Prompt:
Search the data below for "Asie"; list each line that holds it.

The data:
__________

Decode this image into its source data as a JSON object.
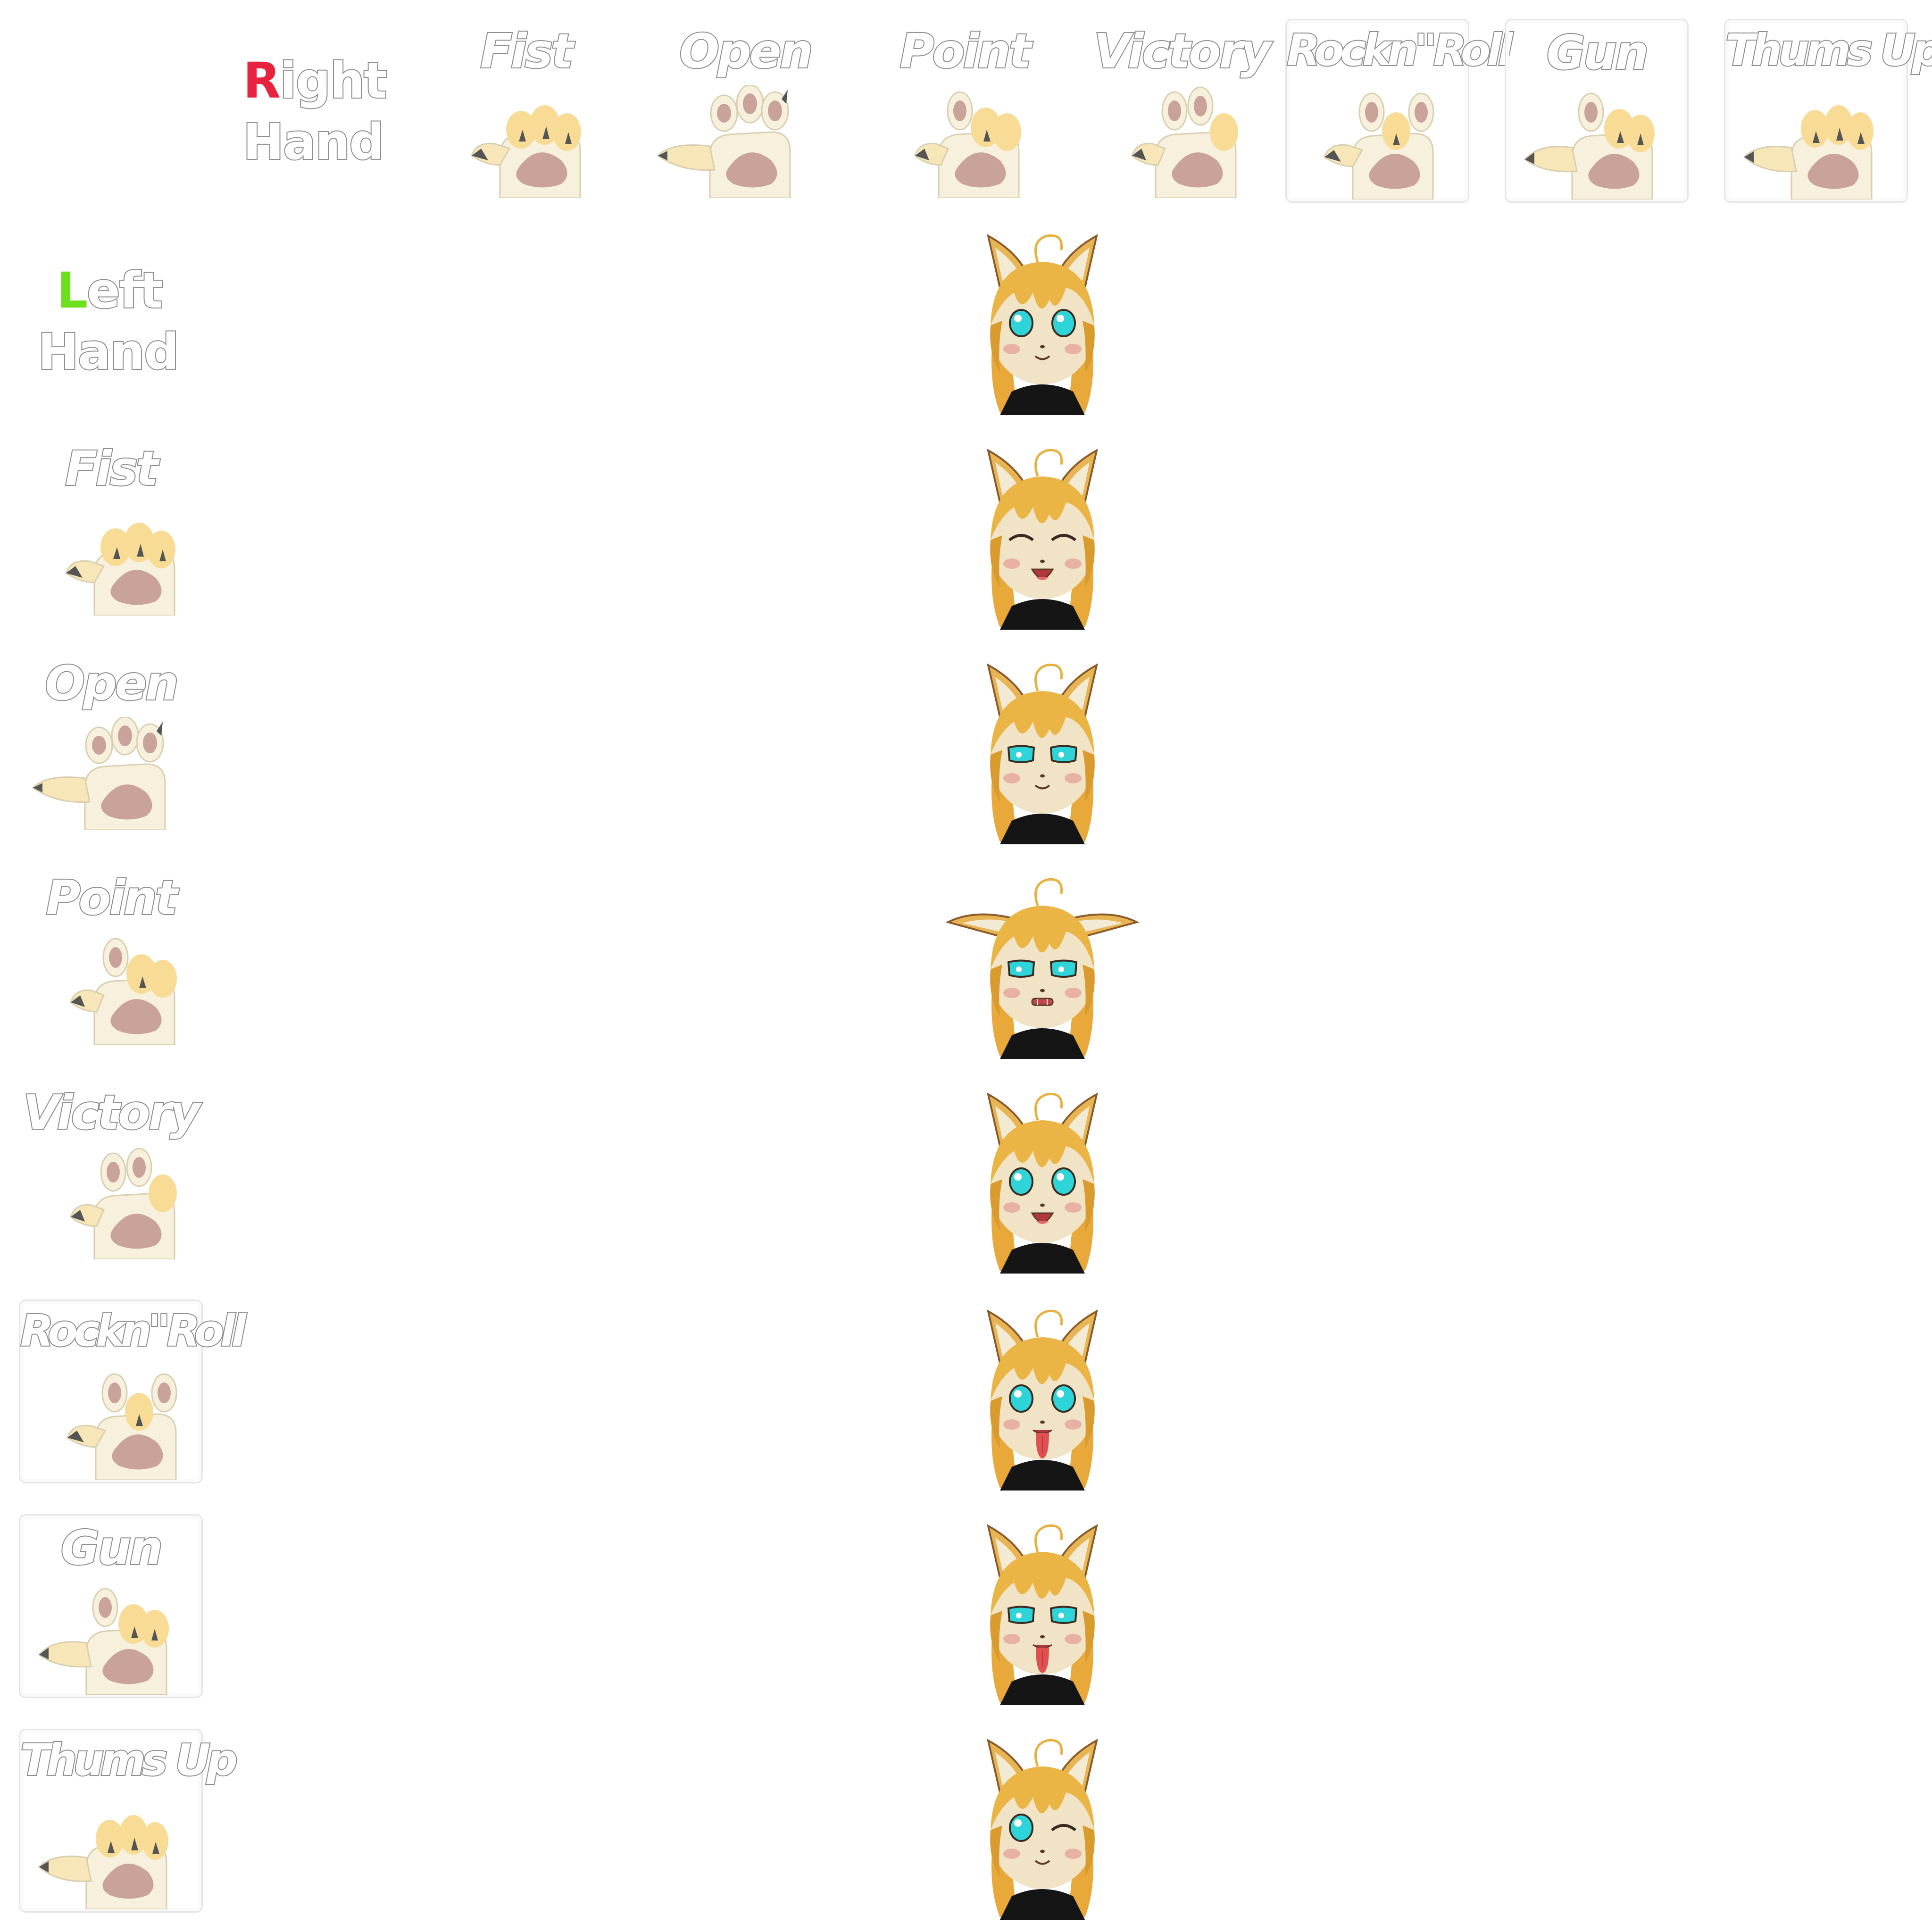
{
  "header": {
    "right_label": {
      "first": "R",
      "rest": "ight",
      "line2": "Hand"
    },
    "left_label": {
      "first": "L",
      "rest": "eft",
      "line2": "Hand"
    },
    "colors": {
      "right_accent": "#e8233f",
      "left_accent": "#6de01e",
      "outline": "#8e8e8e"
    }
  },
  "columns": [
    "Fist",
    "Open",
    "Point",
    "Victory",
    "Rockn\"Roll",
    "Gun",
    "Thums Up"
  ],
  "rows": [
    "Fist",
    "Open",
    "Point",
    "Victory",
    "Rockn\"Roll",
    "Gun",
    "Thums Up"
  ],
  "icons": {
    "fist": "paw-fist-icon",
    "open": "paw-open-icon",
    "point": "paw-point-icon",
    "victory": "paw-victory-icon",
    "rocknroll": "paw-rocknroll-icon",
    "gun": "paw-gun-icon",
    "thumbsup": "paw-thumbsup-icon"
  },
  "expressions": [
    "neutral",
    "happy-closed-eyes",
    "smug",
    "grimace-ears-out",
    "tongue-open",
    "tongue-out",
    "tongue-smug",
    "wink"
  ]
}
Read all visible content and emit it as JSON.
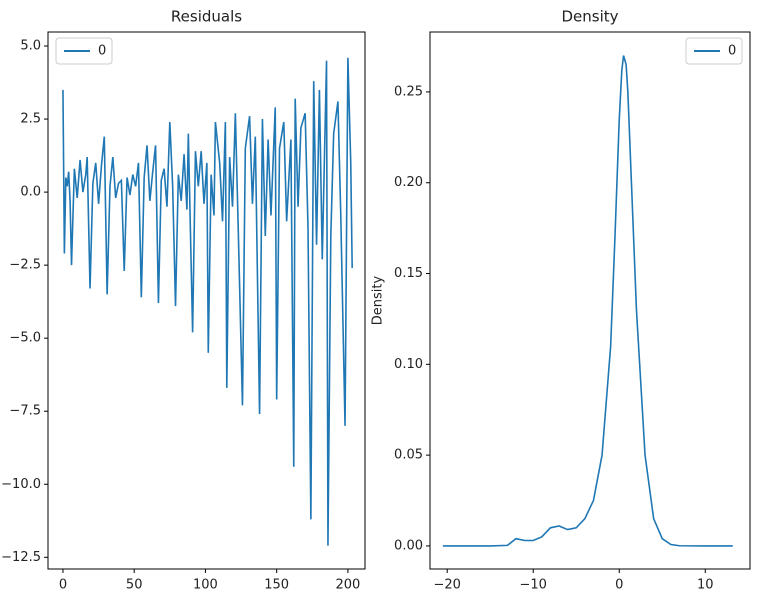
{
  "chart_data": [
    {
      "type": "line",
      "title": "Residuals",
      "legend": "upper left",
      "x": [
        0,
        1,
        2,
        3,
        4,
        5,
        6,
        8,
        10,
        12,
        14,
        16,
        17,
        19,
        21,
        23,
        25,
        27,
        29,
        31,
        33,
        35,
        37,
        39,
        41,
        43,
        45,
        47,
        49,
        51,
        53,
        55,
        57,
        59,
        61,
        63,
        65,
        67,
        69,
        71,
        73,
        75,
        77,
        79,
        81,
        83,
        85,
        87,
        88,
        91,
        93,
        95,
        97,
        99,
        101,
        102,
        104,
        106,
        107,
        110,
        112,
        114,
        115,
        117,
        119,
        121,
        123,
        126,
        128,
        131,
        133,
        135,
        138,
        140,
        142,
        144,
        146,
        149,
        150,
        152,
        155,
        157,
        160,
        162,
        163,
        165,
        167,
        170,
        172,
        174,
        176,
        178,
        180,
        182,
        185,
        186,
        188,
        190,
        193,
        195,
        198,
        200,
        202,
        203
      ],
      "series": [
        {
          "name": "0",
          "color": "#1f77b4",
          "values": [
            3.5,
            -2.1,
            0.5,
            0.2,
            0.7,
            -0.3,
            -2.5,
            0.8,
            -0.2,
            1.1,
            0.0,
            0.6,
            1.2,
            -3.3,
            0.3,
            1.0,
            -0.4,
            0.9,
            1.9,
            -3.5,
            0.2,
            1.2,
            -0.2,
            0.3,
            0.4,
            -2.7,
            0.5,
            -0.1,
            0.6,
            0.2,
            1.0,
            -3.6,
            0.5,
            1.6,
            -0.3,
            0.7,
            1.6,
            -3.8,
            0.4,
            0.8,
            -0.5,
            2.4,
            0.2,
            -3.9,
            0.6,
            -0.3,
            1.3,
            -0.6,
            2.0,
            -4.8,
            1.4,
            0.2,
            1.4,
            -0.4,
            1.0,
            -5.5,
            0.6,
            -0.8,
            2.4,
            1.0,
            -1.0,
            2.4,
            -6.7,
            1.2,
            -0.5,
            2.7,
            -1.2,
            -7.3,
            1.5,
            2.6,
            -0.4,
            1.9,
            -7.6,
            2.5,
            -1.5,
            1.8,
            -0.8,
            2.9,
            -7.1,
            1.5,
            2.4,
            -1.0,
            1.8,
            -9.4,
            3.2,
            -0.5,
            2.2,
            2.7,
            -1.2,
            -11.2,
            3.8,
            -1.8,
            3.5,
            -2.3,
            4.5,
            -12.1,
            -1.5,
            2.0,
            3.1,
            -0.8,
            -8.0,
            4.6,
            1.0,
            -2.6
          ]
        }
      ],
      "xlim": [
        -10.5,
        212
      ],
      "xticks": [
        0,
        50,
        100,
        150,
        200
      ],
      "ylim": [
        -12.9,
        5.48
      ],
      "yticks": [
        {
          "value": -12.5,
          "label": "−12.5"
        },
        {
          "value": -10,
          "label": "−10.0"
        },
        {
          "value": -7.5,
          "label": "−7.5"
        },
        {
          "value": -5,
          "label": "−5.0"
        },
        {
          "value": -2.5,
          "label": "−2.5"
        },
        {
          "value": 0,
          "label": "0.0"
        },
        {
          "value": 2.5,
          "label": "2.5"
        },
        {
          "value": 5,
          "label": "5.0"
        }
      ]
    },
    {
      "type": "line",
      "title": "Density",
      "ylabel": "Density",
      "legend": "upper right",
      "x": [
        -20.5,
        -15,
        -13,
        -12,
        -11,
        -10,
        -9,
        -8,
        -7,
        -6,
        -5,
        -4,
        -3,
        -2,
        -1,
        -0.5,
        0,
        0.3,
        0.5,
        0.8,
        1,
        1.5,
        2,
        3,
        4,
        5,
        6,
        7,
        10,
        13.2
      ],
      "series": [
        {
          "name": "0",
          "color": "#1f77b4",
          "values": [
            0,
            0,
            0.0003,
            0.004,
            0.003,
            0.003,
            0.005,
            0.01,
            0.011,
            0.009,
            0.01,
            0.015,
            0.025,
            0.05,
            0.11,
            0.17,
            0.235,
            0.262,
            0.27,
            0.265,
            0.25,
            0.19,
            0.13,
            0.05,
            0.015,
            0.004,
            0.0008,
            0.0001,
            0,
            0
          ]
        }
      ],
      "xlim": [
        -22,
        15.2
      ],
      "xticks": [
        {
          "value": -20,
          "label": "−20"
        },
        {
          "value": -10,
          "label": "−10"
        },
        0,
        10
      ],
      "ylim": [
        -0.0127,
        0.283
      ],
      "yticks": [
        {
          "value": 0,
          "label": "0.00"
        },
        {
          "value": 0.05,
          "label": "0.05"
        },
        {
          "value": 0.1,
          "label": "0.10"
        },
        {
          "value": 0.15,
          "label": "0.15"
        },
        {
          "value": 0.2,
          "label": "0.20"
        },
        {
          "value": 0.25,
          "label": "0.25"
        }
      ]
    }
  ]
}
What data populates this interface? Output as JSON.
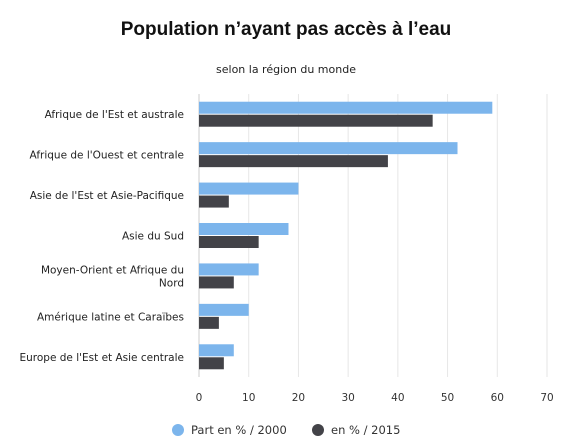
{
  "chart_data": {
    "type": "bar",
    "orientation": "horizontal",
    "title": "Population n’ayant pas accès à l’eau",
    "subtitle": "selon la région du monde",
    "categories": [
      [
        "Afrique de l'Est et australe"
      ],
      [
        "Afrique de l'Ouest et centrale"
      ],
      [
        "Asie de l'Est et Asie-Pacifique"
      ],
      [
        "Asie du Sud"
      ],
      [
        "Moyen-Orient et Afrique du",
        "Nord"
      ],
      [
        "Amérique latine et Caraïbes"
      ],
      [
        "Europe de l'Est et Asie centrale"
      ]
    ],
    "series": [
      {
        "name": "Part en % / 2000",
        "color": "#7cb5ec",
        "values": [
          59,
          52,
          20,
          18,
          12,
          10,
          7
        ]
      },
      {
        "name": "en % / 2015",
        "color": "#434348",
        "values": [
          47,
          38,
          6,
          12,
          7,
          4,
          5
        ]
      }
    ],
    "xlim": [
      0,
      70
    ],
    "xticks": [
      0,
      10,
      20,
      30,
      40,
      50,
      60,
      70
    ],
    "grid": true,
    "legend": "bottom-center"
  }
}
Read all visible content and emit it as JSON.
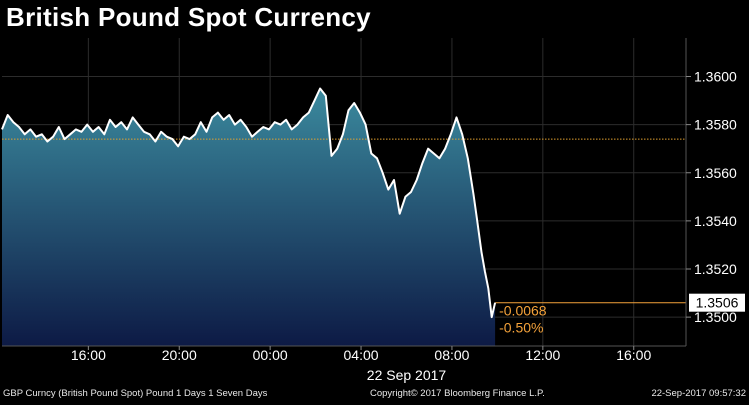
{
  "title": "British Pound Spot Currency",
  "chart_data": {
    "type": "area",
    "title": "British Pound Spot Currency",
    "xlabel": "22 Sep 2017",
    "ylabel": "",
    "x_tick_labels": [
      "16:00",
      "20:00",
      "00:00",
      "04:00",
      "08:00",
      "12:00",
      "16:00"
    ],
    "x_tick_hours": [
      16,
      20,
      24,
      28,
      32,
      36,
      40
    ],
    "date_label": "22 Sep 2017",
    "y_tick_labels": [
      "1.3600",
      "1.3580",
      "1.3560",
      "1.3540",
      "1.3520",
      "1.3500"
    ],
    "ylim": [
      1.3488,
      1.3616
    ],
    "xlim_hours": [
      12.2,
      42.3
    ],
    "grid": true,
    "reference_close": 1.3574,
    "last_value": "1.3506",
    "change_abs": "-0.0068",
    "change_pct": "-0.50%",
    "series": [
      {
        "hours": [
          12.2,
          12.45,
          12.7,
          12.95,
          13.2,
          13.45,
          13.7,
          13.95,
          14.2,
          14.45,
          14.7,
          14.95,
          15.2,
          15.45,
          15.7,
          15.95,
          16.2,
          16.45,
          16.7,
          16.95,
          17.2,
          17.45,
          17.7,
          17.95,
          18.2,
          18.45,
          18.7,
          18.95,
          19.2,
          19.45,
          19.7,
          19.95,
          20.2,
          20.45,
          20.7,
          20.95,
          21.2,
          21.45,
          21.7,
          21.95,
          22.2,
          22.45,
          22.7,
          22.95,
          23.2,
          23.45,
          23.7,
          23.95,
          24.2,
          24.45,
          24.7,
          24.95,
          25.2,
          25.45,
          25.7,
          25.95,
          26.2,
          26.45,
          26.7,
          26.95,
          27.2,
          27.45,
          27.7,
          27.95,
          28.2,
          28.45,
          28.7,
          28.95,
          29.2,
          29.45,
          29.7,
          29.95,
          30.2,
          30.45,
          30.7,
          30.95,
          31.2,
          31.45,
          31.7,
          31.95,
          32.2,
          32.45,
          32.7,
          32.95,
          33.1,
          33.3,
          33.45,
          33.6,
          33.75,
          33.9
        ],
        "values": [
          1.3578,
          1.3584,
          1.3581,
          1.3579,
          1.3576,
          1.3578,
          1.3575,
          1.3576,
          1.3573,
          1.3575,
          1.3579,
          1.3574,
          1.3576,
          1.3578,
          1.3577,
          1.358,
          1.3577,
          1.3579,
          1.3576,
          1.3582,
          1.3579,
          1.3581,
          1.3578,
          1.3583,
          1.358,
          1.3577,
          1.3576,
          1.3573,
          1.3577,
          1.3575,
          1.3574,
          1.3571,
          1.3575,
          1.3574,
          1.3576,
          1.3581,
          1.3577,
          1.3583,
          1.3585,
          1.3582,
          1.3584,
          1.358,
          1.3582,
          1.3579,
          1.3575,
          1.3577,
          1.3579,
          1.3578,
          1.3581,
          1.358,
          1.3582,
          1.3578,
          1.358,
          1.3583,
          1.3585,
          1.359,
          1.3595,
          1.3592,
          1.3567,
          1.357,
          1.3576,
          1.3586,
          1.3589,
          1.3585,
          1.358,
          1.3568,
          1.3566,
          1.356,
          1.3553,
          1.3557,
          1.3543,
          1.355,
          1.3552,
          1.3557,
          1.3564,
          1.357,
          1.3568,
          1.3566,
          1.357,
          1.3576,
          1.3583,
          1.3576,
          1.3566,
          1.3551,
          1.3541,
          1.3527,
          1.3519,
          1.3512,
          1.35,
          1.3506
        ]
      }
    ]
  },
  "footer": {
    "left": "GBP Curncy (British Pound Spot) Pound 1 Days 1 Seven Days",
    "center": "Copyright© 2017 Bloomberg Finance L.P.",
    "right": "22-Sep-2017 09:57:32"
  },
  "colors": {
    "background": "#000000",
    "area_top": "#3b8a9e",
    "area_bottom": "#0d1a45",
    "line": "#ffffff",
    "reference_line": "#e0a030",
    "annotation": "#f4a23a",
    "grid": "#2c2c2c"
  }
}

__________

Final result:
        "Asie de l'Est et Asie-Pacifique"
        "Asie du Sud"
        "Europe de l'Est et Asie centrale"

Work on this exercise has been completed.